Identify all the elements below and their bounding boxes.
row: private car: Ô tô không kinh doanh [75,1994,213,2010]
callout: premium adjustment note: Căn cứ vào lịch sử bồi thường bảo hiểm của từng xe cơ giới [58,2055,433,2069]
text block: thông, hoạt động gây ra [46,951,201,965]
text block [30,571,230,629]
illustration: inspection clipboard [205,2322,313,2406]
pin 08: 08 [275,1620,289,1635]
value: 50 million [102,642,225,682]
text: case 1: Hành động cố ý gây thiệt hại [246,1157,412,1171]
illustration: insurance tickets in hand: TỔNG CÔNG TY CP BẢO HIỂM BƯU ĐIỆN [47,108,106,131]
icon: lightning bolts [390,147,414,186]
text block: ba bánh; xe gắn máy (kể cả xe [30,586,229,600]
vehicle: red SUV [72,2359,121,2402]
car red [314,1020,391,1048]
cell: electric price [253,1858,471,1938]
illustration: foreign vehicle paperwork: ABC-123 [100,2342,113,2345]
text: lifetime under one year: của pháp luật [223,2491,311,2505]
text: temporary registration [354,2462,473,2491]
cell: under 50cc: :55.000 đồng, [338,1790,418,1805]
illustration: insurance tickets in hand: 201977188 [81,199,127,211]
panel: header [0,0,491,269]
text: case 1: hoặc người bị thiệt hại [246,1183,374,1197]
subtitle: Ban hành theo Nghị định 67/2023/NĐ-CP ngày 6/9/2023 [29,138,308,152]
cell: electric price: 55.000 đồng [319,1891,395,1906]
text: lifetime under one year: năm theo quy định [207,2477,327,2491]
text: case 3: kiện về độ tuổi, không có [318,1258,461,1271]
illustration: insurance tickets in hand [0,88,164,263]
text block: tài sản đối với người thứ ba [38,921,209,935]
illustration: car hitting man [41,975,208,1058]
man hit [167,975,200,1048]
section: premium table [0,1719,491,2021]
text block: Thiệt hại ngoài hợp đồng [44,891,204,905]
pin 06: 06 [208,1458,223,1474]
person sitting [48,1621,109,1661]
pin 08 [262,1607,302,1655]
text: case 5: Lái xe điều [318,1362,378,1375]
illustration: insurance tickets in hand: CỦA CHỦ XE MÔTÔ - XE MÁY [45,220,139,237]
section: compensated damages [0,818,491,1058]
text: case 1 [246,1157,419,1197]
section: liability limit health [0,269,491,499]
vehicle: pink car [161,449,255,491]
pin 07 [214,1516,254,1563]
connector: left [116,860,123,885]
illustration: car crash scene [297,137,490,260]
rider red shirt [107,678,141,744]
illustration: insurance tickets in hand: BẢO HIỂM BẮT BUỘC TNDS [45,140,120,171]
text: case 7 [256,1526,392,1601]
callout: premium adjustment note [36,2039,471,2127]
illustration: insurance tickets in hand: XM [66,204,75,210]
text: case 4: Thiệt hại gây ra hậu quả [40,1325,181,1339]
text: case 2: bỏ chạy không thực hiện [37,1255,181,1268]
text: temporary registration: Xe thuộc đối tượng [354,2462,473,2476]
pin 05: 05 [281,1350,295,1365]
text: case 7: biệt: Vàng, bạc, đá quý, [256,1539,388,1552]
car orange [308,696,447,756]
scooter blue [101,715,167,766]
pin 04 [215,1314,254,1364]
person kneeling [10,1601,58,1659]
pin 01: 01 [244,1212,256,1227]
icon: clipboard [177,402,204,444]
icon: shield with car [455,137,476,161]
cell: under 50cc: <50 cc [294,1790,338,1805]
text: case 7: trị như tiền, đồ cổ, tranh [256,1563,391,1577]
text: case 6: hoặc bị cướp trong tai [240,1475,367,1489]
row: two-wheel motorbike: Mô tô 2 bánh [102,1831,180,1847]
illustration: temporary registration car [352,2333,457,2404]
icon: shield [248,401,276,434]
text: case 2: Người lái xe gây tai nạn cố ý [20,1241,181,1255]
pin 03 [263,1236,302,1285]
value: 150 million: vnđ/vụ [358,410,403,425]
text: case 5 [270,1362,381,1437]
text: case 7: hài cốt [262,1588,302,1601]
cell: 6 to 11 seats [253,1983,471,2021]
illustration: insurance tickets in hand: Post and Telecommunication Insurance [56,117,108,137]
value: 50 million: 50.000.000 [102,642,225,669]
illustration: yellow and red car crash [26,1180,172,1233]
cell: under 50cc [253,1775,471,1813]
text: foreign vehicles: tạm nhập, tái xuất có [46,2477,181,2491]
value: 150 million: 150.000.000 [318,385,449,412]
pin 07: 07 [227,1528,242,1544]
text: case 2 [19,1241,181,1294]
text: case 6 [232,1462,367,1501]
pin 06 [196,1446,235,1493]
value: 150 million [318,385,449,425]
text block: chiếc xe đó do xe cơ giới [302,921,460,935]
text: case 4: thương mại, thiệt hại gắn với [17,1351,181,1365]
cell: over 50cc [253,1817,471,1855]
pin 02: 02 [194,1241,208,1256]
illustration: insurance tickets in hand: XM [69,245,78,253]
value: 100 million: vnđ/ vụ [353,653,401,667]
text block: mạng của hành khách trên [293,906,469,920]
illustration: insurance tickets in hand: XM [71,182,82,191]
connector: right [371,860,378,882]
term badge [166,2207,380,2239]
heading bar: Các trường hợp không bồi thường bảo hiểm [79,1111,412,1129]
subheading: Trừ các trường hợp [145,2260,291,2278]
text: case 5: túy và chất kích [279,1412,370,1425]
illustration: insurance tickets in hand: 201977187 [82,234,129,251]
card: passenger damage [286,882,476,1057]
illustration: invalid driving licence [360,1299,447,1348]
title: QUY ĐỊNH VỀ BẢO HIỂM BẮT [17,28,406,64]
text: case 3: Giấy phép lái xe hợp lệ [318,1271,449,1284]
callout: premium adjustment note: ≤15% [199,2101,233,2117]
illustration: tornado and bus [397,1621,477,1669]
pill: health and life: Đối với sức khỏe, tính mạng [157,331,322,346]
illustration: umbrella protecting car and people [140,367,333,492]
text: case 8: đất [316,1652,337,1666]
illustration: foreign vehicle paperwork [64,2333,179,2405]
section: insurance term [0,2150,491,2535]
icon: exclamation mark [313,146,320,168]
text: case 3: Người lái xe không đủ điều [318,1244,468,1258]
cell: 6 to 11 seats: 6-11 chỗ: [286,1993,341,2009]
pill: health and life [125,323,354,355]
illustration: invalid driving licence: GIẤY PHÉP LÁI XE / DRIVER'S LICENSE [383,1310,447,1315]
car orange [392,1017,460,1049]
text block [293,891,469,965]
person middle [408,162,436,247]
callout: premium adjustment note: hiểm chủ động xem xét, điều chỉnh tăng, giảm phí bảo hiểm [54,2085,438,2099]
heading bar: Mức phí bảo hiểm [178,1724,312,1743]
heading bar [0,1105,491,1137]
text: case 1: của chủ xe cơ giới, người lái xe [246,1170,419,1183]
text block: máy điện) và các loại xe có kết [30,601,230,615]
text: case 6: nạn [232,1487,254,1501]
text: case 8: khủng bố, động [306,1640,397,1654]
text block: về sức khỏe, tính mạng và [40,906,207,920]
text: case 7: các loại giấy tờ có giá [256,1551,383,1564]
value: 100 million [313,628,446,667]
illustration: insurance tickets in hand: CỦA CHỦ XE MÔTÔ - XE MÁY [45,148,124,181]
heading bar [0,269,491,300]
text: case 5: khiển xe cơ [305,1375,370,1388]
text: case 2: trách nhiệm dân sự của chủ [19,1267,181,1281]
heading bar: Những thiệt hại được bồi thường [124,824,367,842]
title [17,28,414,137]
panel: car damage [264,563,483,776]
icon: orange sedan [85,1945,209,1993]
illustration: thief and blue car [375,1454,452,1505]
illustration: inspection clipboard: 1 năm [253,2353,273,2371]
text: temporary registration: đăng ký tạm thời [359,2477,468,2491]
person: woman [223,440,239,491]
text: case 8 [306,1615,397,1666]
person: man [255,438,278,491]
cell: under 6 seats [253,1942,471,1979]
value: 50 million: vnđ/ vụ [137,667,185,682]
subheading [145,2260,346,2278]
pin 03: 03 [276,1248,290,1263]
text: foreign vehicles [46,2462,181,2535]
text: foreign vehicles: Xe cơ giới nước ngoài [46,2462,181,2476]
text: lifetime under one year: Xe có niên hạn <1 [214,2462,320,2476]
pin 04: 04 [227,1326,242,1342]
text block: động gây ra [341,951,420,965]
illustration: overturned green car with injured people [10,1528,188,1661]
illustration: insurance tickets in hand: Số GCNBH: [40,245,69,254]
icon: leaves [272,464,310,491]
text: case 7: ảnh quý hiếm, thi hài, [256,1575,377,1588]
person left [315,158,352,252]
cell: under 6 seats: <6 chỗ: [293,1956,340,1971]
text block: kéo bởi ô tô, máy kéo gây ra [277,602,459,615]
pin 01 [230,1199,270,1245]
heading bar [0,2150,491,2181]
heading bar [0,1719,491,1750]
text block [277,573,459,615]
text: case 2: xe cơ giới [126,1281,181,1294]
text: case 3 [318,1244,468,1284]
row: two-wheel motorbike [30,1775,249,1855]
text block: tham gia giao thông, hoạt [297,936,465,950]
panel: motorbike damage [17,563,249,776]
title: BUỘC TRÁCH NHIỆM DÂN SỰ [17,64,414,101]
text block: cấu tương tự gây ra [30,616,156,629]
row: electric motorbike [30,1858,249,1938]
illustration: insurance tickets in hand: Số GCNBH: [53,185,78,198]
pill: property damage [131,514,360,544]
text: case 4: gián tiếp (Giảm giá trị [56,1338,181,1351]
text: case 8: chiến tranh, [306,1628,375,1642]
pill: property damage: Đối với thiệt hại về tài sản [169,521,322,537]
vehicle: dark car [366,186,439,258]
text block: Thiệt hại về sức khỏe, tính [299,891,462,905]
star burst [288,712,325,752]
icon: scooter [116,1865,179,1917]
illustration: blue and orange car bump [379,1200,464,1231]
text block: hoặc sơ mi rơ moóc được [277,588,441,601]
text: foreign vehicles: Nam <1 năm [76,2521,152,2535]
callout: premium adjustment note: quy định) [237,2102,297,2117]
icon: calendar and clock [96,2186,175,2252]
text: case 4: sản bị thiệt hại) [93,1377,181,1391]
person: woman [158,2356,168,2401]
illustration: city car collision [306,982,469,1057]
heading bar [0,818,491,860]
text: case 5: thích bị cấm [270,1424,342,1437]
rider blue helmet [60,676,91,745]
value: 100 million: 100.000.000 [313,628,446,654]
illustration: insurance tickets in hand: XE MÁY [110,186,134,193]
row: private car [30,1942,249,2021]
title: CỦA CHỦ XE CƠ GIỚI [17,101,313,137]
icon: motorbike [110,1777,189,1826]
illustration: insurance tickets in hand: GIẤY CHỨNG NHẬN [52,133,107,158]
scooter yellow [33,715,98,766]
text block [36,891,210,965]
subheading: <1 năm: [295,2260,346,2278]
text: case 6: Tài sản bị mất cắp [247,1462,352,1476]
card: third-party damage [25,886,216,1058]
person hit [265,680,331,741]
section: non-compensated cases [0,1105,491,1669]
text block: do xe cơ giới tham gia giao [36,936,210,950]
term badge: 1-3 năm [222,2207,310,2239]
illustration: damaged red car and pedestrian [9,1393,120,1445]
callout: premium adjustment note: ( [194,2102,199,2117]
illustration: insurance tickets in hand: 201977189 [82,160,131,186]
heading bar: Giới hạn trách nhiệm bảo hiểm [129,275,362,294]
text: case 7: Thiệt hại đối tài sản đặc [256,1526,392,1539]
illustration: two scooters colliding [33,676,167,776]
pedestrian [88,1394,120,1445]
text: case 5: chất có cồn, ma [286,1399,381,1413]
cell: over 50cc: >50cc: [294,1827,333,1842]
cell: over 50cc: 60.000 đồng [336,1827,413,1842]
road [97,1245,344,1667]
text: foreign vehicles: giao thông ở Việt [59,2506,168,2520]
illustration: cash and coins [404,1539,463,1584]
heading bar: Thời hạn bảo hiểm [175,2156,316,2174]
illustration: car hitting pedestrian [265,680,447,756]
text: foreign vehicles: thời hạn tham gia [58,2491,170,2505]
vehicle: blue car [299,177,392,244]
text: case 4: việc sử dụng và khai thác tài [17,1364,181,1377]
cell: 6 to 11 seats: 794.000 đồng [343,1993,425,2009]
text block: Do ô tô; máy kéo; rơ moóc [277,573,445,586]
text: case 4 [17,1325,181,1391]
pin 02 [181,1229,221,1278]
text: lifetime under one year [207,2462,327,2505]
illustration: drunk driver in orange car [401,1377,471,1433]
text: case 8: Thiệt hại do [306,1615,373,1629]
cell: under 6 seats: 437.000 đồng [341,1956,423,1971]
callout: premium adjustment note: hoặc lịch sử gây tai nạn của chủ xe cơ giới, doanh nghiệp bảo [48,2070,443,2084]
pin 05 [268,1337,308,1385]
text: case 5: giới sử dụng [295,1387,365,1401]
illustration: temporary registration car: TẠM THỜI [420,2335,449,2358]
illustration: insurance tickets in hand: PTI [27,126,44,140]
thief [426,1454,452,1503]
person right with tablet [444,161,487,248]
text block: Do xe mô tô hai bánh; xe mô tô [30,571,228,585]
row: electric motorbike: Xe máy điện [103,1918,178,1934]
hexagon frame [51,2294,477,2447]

◆ ◆ ◆ ◆ ◆

Can you quote the material word for word from its first line through the line containing "text block [30,571,230,629]", including that line?

Identify all the elements below and their bounding boxes.
row: private car: Ô tô không kinh doanh [75,1994,213,2010]
callout: premium adjustment note: Căn cứ vào lịch sử bồi thường bảo hiểm của từng xe cơ giới [58,2055,433,2069]
text block: thông, hoạt động gây ra [46,951,201,965]
text block [30,571,230,629]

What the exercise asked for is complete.